| Exercise instructions |
Print every line of the listing exactly, please.

| Rows |
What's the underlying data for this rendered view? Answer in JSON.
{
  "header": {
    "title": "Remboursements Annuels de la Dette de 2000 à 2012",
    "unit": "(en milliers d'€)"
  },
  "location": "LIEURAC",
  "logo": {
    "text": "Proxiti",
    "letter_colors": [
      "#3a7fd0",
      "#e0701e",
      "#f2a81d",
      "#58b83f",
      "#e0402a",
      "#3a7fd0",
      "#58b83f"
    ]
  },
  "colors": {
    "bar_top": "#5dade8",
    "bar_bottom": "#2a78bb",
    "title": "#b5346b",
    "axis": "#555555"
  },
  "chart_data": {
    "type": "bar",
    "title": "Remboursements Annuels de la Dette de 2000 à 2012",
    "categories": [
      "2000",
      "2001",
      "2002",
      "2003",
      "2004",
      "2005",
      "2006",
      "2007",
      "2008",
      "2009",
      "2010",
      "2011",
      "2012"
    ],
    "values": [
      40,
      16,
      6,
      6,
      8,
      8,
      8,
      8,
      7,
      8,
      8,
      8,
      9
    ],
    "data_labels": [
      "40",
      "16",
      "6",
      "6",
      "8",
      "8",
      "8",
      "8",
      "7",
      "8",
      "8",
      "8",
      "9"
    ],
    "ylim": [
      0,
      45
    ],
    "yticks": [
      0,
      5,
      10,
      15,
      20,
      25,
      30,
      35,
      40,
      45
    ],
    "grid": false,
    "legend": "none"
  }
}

| Exercise answer |
What's the underlying data for this rendered view? Answer in JSON.
{
  "header": {
    "title": "Remboursements Annuels de la Dette de 2000 à 2012",
    "unit": "(en milliers d'€)"
  },
  "location": "LIEURAC",
  "logo": {
    "text": "Proxiti",
    "letter_colors": [
      "#3a7fd0",
      "#e0701e",
      "#f2a81d",
      "#58b83f",
      "#e0402a",
      "#3a7fd0",
      "#58b83f"
    ]
  },
  "colors": {
    "bar_top": "#5dade8",
    "bar_bottom": "#2a78bb",
    "title": "#b5346b",
    "axis": "#555555"
  },
  "chart_data": {
    "type": "bar",
    "title": "Remboursements Annuels de la Dette de 2000 à 2012",
    "categories": [
      "2000",
      "2001",
      "2002",
      "2003",
      "2004",
      "2005",
      "2006",
      "2007",
      "2008",
      "2009",
      "2010",
      "2011",
      "2012"
    ],
    "values": [
      40,
      16,
      6,
      6,
      8,
      8,
      8,
      8,
      7,
      8,
      8,
      8,
      9
    ],
    "data_labels": [
      "40",
      "16",
      "6",
      "6",
      "8",
      "8",
      "8",
      "8",
      "7",
      "8",
      "8",
      "8",
      "9"
    ],
    "ylim": [
      0,
      45
    ],
    "yticks": [
      0,
      5,
      10,
      15,
      20,
      25,
      30,
      35,
      40,
      45
    ],
    "grid": false,
    "legend": "none"
  }
}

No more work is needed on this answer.